YOUR OBJECTIVE - Work out the number of lines with the word "need" in the material below, then reply with that number only.

GIVEN RECORDS -
>>>

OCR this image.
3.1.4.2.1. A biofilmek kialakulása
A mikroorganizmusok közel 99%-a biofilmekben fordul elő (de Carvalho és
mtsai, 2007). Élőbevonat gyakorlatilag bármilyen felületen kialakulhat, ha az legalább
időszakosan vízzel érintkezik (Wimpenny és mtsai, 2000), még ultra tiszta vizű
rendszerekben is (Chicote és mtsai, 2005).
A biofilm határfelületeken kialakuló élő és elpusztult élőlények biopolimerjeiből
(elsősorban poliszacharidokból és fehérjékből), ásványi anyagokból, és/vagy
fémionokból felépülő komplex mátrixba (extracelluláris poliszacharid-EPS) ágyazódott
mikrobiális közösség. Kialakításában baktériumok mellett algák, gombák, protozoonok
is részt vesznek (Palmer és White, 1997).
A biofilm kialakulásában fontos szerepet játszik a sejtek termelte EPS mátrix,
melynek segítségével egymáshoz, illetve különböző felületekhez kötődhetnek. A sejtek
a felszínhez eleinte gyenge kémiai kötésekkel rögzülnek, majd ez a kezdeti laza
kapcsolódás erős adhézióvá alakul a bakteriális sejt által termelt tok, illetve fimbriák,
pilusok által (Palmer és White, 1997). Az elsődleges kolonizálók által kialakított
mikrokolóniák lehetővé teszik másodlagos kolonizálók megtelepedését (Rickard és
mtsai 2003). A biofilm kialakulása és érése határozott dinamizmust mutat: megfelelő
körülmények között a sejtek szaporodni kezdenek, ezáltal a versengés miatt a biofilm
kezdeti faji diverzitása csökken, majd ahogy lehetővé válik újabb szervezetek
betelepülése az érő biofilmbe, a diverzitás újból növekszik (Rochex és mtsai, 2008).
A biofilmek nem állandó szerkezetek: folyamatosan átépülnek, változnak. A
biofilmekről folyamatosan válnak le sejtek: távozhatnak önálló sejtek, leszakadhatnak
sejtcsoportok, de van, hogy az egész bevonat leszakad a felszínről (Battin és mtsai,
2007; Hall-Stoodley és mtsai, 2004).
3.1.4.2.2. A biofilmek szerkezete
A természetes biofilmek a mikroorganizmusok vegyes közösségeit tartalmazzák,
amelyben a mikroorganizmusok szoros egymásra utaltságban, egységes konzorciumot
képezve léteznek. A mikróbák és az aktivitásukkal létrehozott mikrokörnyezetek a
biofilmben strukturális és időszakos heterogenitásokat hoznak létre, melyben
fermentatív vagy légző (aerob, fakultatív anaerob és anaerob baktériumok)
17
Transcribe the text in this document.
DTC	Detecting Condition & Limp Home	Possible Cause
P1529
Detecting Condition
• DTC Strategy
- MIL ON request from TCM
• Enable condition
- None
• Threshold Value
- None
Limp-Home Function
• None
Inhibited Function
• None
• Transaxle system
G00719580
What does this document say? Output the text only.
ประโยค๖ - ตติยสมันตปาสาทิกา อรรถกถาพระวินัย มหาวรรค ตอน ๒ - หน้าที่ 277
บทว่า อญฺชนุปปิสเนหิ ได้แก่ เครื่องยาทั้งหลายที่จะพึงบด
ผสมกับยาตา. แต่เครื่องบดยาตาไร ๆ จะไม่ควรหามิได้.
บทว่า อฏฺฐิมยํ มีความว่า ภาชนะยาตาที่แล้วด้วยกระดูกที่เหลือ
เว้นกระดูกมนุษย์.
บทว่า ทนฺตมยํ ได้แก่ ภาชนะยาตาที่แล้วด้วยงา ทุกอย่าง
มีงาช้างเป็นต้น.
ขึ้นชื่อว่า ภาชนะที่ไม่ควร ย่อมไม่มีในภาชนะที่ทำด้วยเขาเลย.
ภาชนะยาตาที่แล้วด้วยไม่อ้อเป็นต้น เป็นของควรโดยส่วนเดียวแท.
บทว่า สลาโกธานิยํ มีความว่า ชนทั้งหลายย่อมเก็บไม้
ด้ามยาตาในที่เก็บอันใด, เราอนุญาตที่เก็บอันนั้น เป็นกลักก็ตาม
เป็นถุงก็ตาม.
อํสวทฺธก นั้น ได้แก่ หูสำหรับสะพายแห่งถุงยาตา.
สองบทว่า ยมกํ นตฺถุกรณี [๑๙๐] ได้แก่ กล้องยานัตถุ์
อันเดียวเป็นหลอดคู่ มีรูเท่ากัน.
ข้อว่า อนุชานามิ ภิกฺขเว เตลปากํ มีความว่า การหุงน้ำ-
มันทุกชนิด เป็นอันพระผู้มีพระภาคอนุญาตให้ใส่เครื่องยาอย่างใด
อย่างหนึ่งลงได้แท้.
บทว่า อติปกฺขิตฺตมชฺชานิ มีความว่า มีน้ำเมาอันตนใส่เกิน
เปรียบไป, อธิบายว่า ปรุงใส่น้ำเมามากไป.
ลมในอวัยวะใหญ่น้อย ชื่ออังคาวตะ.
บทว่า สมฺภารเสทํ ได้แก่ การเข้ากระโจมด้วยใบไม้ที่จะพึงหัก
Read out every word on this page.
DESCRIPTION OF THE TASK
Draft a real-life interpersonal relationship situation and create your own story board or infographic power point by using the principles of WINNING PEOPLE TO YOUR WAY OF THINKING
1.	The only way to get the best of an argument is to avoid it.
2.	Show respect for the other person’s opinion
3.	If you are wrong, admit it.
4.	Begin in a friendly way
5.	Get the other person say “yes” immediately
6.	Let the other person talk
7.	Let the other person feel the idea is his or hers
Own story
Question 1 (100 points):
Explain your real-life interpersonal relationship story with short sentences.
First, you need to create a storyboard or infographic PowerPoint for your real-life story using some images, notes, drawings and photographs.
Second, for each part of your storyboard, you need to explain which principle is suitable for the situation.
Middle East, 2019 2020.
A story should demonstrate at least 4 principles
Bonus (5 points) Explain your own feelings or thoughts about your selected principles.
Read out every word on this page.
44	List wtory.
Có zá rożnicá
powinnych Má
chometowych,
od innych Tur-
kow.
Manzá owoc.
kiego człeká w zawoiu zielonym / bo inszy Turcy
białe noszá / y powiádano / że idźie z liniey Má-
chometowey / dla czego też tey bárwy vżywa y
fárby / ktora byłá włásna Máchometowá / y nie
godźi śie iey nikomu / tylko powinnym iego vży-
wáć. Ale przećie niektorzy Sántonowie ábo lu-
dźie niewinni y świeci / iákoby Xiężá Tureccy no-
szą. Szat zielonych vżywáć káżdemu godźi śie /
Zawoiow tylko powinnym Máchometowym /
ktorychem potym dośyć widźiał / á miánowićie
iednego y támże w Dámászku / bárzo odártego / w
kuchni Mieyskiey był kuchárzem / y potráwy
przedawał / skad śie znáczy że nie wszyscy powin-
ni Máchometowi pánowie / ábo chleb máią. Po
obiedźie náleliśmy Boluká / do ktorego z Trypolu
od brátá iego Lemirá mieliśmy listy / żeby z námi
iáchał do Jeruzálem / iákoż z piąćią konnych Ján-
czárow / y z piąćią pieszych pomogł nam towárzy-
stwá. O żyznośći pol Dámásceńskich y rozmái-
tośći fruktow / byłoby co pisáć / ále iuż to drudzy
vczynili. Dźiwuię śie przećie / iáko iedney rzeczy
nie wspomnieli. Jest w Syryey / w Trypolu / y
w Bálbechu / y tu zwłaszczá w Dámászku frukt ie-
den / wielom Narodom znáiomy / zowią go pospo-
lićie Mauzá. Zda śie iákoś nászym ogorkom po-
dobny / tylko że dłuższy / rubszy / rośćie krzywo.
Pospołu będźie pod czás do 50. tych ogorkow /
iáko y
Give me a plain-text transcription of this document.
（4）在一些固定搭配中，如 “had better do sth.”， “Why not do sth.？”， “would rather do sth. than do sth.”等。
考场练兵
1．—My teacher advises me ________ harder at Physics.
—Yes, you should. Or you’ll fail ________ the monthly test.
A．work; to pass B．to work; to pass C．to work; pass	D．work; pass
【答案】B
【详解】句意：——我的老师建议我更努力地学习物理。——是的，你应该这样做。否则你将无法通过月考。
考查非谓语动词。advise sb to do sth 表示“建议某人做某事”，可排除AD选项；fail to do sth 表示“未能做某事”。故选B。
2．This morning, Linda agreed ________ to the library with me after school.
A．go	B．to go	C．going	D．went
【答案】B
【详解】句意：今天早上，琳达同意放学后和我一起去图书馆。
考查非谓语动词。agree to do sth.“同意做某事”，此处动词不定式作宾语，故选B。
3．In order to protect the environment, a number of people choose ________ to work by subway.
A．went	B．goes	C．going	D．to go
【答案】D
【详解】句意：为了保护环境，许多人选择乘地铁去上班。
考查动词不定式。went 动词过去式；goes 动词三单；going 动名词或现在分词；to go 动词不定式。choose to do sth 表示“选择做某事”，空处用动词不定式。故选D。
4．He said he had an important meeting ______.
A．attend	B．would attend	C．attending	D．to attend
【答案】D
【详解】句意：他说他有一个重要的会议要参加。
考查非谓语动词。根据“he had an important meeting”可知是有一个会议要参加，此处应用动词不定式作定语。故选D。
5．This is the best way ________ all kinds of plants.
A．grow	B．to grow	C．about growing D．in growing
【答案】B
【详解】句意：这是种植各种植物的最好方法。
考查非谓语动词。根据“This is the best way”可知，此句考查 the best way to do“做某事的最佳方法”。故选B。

<<<

EXERCISE OUTPUT - 2